Exercise details:
Check each line of the material below, and copy it if it holds the string "legend".

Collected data
----

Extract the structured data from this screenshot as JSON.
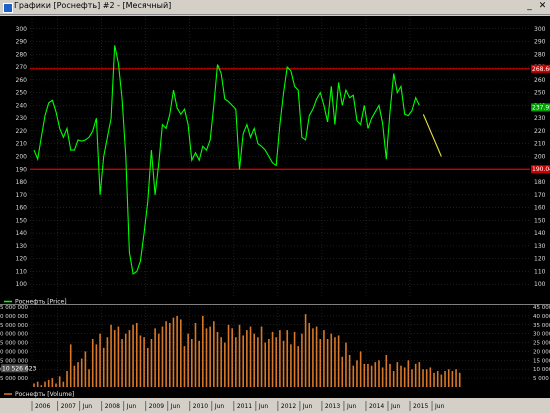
{
  "window": {
    "title": "Графики [Роснефть] #2 - [Месячный]",
    "minimize_glyph": "_",
    "close_glyph": "✕"
  },
  "colors": {
    "background": "#000000",
    "grid": "#3a3a3a",
    "price_line": "#00ff00",
    "projection_line": "#e8e040",
    "level_line": "#e00000",
    "level_badge": "#cc0000",
    "volume_bar": "#d87828",
    "current_price_badge": "#00a000"
  },
  "chart_data": [
    {
      "type": "line",
      "legend": "Роснефть [Price]",
      "ylim": [
        90,
        310
      ],
      "yticks": [
        100,
        110,
        120,
        130,
        140,
        150,
        160,
        170,
        180,
        190,
        200,
        210,
        220,
        230,
        240,
        250,
        260,
        270,
        280,
        290,
        300
      ],
      "grid": true,
      "levels": [
        {
          "value": 268.66,
          "label": "268.66"
        },
        {
          "value": 190.04,
          "label": "190.04"
        }
      ],
      "current_price_label": "237.95",
      "series": [
        {
          "values": [
            205,
            198,
            215,
            232,
            242,
            244,
            235,
            222,
            215,
            222,
            205,
            205,
            213,
            212,
            213,
            215,
            220,
            230,
            170,
            200,
            215,
            230,
            287,
            273,
            245,
            200,
            125,
            108,
            110,
            118,
            140,
            165,
            205,
            170,
            195,
            225,
            222,
            233,
            252,
            238,
            233,
            237,
            225,
            197,
            203,
            197,
            208,
            205,
            213,
            240,
            272,
            265,
            245,
            243,
            240,
            237,
            190,
            218,
            225,
            215,
            222,
            210,
            208,
            205,
            200,
            195,
            193,
            225,
            250,
            270,
            267,
            255,
            252,
            215,
            213,
            232,
            237,
            245,
            250,
            240,
            227,
            255,
            225,
            258,
            240,
            252,
            246,
            248,
            228,
            225,
            240,
            222,
            230,
            235,
            240,
            226,
            198,
            235,
            265,
            250,
            255,
            233,
            232,
            236,
            246,
            240
          ]
        },
        {
          "name": "projection",
          "values": [
            233,
            200
          ]
        }
      ]
    },
    {
      "type": "bar",
      "legend": "Роснефть [Volume]",
      "ylim": [
        0,
        45000000
      ],
      "yticks": [
        "5 000 000",
        "10 000 000",
        "15 000 000",
        "20 000 000",
        "25 000 000",
        "30 000 000",
        "35 000 000",
        "40 000 000",
        "45 000 000"
      ],
      "current_value_label": "10 526 623",
      "grid": true,
      "values": [
        2,
        3,
        1,
        3,
        4,
        5,
        2,
        6,
        3,
        9,
        24,
        12,
        14,
        16,
        20,
        10,
        27,
        24,
        30,
        22,
        28,
        35,
        32,
        34,
        27,
        30,
        32,
        35,
        36,
        29,
        28,
        22,
        27,
        33,
        30,
        34,
        37,
        36,
        39,
        40,
        38,
        23,
        30,
        27,
        36,
        26,
        40,
        33,
        34,
        37,
        31,
        28,
        25,
        35,
        33,
        28,
        35,
        29,
        32,
        34,
        30,
        28,
        34,
        25,
        27,
        31,
        28,
        32,
        26,
        32,
        24,
        31,
        23,
        30,
        41,
        36,
        33,
        34,
        27,
        32,
        27,
        30,
        28,
        29,
        17,
        25,
        18,
        12,
        15,
        20,
        13,
        13,
        12,
        14,
        15,
        11,
        18,
        13,
        9,
        14,
        12,
        11,
        15,
        10,
        13,
        14,
        10,
        10,
        11,
        8,
        9,
        7,
        9,
        10,
        9,
        10,
        8
      ]
    }
  ],
  "x_axis": {
    "labels": [
      "2006",
      "2007",
      "Jun",
      "2008",
      "Jun",
      "2009",
      "Jun",
      "2010",
      "Jun",
      "2011",
      "Jun",
      "2012",
      "Jun",
      "2013",
      "Jun",
      "2014",
      "Jun",
      "2015",
      "Jun"
    ]
  }
}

----

Task result:
      "legend": "Роснефть [Price]",
      "legend": "Роснефть [Volume]",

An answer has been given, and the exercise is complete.